- _Set exercise_: Collect each line holding the string "name".
"""
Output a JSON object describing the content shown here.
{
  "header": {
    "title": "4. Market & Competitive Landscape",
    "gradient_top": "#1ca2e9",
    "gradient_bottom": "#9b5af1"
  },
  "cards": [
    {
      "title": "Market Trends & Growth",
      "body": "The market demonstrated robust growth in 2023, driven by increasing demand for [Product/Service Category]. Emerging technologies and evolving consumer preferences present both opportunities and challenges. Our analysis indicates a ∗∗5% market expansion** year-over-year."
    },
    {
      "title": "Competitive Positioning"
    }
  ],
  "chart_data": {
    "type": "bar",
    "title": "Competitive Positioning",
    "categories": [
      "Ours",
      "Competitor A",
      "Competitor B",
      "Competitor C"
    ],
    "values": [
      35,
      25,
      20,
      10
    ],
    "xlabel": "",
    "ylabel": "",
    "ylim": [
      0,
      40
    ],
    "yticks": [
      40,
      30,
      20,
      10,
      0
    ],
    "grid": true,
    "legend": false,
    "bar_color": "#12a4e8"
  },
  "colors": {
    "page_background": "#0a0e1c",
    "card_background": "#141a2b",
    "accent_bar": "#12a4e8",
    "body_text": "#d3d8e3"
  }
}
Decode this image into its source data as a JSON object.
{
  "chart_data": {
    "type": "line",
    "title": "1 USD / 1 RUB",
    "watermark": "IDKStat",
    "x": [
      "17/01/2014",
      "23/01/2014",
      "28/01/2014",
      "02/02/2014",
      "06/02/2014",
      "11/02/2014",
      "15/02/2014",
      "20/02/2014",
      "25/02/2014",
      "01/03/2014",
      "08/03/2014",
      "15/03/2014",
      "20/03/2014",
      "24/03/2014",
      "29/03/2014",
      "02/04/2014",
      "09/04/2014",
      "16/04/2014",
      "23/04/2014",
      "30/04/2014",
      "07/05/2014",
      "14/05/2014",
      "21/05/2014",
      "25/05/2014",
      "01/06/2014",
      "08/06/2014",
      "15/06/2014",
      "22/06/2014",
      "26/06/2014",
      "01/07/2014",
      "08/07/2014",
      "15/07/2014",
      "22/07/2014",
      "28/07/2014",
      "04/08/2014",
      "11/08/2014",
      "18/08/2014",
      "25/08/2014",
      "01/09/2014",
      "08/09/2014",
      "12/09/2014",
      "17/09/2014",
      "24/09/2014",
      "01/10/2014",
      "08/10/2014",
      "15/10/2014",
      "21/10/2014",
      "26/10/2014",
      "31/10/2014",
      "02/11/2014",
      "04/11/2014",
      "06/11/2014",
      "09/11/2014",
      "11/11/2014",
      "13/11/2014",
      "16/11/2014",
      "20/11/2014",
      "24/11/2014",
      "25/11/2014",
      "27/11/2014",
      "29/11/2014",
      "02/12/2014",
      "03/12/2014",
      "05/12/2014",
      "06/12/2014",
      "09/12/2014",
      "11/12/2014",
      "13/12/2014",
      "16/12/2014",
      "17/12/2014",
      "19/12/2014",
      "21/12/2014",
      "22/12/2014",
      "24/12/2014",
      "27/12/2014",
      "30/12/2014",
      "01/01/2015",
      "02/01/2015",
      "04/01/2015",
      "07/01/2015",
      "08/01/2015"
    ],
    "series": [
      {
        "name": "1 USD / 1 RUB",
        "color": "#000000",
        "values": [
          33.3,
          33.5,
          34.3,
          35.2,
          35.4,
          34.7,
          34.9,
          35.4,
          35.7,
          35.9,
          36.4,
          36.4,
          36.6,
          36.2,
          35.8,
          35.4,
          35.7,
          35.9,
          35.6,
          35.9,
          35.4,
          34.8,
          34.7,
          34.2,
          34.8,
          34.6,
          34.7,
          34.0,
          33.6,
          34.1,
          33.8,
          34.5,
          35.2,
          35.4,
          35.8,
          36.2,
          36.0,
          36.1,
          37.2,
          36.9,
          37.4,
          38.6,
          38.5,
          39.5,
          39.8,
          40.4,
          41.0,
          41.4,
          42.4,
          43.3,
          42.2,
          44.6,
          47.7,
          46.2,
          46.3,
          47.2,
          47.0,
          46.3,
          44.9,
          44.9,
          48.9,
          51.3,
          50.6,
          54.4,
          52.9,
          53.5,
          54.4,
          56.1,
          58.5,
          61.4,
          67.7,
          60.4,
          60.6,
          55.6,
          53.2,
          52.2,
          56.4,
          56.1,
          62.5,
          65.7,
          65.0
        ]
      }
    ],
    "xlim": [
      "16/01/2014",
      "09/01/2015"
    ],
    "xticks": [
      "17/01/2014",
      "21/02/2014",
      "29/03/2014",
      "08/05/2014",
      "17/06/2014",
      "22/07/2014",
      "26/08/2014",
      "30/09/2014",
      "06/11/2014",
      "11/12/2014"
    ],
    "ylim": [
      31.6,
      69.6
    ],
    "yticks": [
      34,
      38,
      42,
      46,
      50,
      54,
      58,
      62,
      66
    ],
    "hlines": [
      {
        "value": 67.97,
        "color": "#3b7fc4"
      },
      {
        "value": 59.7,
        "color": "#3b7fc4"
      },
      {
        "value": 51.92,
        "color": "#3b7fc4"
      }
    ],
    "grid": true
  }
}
"""
"""
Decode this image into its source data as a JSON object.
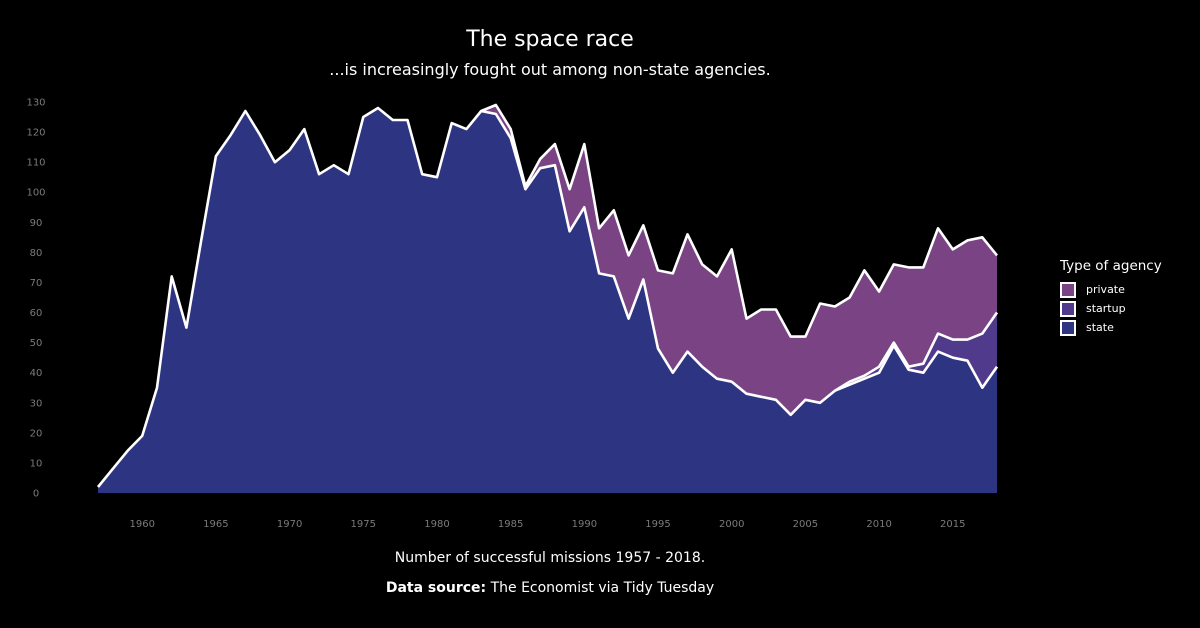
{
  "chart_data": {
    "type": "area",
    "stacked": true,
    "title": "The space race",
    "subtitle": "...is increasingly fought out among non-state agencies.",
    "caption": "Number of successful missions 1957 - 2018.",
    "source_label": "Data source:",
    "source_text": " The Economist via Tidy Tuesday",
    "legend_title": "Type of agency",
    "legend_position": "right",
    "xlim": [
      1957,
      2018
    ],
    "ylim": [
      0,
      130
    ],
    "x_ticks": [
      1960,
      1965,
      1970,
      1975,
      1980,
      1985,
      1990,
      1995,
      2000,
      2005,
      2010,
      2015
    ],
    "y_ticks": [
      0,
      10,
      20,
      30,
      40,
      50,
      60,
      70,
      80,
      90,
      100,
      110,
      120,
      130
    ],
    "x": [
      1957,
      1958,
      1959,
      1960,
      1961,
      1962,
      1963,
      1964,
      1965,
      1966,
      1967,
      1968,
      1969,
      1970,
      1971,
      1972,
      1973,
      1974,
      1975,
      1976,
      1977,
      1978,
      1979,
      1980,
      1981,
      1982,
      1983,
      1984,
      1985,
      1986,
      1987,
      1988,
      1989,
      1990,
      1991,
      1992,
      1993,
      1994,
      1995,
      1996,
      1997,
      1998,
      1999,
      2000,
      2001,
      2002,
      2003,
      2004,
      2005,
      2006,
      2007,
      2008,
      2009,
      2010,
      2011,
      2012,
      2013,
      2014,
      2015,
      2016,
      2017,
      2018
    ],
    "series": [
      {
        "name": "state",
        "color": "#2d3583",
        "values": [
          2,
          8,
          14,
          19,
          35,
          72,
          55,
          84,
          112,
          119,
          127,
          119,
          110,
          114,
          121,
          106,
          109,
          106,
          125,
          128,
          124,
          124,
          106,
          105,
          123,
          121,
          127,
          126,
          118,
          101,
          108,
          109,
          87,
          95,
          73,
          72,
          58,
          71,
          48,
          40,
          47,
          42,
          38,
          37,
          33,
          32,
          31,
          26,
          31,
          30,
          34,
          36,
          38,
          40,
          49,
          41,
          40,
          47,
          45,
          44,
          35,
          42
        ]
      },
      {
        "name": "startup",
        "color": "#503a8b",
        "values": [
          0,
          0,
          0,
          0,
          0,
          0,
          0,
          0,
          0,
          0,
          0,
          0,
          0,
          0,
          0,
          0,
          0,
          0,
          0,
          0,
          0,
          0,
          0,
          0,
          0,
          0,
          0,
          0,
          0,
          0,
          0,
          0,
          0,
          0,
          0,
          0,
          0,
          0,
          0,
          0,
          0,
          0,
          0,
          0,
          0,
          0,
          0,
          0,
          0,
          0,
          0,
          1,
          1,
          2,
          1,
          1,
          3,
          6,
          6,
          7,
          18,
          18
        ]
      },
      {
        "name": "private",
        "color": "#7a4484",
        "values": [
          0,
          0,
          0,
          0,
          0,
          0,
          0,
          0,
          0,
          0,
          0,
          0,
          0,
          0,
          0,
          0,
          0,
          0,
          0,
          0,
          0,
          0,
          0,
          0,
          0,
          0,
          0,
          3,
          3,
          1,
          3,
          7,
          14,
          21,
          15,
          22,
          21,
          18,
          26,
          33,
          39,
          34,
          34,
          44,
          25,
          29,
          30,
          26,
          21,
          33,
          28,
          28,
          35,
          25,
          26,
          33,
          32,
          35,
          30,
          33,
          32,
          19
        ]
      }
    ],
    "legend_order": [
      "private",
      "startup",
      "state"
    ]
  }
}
"""
- _Task answer_:
        "name": "1 USD / 1 RUB",
        "name": "state",
        "name": "startup",
        "name": "private",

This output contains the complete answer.